• _Set exercise_: Using the material that follows, identify and copy each line with the string "Contains".
::::::::::
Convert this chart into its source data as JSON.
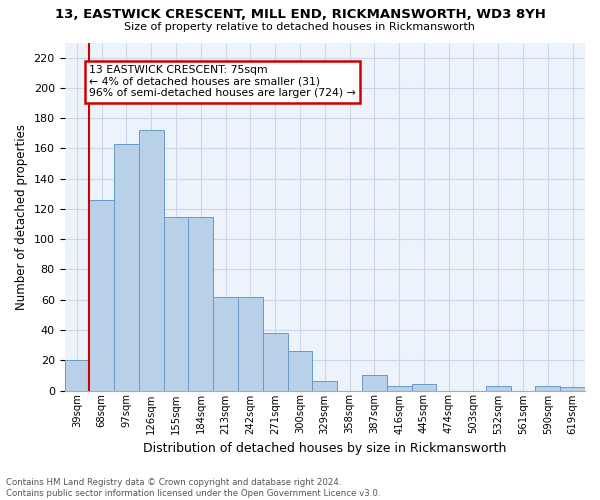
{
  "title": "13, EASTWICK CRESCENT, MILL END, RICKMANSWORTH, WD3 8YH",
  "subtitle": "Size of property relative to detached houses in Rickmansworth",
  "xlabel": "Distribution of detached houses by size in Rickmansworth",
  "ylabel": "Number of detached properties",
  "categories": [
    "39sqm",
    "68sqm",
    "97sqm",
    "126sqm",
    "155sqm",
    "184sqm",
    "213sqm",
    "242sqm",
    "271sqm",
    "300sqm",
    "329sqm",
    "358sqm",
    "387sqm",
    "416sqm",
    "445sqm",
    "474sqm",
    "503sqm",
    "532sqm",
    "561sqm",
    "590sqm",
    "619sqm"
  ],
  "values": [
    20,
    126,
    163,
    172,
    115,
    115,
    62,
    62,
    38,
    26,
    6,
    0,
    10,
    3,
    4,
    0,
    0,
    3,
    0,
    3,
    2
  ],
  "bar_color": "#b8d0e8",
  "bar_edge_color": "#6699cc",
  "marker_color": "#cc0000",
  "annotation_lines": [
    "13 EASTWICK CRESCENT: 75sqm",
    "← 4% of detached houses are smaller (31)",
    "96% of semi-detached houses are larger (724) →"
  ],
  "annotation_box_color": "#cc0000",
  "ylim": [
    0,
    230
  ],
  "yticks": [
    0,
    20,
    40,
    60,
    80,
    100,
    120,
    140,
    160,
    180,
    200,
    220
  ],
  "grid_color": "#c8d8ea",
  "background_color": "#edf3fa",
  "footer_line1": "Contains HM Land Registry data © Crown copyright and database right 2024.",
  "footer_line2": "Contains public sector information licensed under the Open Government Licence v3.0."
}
::::::::::
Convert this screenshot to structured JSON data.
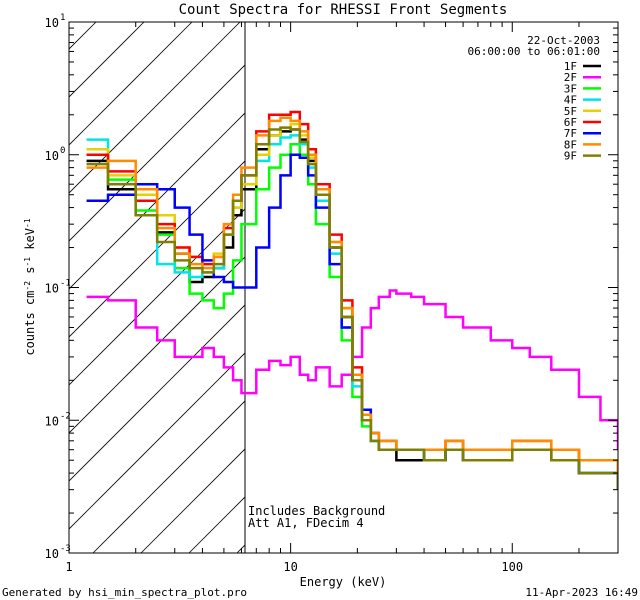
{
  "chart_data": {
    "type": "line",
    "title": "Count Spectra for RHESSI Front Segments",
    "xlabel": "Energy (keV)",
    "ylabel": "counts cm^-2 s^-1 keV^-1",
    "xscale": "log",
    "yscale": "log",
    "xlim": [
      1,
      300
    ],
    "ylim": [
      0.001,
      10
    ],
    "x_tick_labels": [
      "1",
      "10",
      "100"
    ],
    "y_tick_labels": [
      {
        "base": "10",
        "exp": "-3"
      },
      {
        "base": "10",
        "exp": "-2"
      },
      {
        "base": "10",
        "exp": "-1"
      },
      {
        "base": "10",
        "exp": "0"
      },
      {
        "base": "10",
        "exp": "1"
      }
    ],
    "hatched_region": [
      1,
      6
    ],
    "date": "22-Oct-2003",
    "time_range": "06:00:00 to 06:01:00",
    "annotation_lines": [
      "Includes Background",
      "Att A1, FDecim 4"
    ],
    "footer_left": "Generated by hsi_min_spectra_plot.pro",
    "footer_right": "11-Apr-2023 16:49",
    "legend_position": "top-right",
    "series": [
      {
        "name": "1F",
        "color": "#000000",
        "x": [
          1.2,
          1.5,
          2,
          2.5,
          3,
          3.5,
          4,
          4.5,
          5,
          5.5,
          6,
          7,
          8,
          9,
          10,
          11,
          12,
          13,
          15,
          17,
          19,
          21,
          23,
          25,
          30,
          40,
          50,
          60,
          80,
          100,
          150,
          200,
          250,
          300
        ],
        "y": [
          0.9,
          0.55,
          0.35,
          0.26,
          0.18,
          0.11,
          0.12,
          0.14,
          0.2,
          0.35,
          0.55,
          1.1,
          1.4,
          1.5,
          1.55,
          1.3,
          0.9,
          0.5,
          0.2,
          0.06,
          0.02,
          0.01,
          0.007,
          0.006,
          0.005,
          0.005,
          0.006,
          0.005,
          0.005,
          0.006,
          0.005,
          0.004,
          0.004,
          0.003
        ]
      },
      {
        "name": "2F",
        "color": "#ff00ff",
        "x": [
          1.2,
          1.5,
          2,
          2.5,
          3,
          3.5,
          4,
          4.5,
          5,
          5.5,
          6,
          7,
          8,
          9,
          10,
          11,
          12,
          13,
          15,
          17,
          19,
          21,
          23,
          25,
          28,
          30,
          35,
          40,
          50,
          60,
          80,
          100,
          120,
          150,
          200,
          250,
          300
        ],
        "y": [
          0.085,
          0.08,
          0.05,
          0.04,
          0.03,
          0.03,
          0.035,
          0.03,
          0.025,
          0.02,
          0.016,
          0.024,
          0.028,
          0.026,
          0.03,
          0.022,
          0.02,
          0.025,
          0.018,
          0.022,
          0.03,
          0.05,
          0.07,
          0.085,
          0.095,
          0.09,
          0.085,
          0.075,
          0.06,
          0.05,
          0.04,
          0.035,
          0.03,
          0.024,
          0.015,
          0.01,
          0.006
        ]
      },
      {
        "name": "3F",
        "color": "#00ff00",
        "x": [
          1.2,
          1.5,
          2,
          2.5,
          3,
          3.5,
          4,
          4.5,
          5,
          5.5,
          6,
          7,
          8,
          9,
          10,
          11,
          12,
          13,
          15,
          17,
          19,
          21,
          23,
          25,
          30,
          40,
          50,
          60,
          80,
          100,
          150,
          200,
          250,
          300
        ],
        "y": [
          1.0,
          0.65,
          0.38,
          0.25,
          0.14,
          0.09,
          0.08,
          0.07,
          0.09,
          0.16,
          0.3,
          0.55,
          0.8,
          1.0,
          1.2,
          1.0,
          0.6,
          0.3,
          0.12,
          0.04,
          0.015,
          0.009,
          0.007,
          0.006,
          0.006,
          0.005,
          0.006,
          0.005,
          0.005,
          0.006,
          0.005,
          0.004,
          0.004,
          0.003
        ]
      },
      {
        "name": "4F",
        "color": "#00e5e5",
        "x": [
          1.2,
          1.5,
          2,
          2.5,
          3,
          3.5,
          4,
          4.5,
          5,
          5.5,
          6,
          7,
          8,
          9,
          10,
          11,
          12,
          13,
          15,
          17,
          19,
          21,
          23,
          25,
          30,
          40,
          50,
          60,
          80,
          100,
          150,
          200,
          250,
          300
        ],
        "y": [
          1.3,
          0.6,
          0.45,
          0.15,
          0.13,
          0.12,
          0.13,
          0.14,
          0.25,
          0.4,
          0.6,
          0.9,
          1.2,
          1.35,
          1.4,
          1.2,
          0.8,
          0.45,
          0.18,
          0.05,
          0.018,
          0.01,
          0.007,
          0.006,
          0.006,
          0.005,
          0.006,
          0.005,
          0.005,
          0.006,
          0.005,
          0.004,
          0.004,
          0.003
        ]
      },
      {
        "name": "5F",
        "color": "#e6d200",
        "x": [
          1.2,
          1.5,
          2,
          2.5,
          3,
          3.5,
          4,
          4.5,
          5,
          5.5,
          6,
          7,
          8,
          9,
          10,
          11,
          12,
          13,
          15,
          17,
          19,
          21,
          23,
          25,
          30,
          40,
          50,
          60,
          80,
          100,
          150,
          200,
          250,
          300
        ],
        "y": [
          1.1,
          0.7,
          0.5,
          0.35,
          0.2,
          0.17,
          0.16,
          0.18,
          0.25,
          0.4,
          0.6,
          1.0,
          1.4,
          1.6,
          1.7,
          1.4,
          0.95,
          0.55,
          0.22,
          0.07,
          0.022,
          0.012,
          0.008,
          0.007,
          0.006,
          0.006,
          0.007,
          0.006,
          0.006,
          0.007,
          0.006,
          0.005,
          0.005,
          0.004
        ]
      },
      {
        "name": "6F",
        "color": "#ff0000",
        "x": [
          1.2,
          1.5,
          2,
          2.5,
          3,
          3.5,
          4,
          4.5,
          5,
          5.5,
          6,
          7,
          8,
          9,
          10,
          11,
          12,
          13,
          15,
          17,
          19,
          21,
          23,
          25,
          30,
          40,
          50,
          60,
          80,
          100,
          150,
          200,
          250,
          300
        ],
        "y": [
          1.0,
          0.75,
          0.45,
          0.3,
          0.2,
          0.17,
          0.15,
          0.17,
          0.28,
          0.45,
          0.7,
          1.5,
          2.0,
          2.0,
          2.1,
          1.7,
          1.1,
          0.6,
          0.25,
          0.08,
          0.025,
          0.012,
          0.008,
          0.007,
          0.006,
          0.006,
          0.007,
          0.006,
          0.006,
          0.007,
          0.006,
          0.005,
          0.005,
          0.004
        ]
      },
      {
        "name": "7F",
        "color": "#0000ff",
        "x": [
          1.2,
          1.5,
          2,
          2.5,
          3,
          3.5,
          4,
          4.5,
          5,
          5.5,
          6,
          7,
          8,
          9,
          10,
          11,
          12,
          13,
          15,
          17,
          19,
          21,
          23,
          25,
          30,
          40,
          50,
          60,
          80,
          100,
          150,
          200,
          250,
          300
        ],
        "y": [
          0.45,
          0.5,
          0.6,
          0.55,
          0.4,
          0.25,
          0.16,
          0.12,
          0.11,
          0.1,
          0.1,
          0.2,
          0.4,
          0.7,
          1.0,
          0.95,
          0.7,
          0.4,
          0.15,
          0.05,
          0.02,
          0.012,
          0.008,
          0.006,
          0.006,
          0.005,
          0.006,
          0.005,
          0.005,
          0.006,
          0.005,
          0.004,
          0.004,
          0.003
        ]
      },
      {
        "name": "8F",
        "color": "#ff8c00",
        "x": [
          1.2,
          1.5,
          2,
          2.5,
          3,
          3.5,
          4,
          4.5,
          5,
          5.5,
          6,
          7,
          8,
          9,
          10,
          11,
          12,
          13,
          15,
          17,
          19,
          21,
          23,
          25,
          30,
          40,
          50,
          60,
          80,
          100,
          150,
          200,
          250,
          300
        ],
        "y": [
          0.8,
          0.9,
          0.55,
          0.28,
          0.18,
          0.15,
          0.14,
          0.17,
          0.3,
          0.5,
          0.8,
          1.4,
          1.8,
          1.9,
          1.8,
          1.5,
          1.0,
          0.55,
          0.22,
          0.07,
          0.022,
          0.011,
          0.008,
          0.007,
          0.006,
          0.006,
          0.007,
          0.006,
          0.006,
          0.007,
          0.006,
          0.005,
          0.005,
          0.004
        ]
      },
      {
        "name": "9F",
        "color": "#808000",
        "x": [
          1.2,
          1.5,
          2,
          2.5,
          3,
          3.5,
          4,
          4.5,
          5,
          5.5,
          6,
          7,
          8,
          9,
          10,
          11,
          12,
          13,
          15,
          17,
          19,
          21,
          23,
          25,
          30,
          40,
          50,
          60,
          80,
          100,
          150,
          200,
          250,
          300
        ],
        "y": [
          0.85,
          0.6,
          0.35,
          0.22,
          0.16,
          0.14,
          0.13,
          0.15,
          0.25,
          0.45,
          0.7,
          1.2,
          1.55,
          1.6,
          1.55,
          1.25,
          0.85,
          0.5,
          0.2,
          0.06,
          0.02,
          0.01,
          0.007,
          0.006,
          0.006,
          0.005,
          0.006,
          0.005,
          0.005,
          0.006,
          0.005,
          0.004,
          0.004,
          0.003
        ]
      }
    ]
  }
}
::::::::::
• _Answer below_:
  "footer_line1": "Contains HM Land Registry data © Crown copyright and database right 2024.",
  "footer_line2": "Contains public sector information licensed under the Open Government Licence v3.0."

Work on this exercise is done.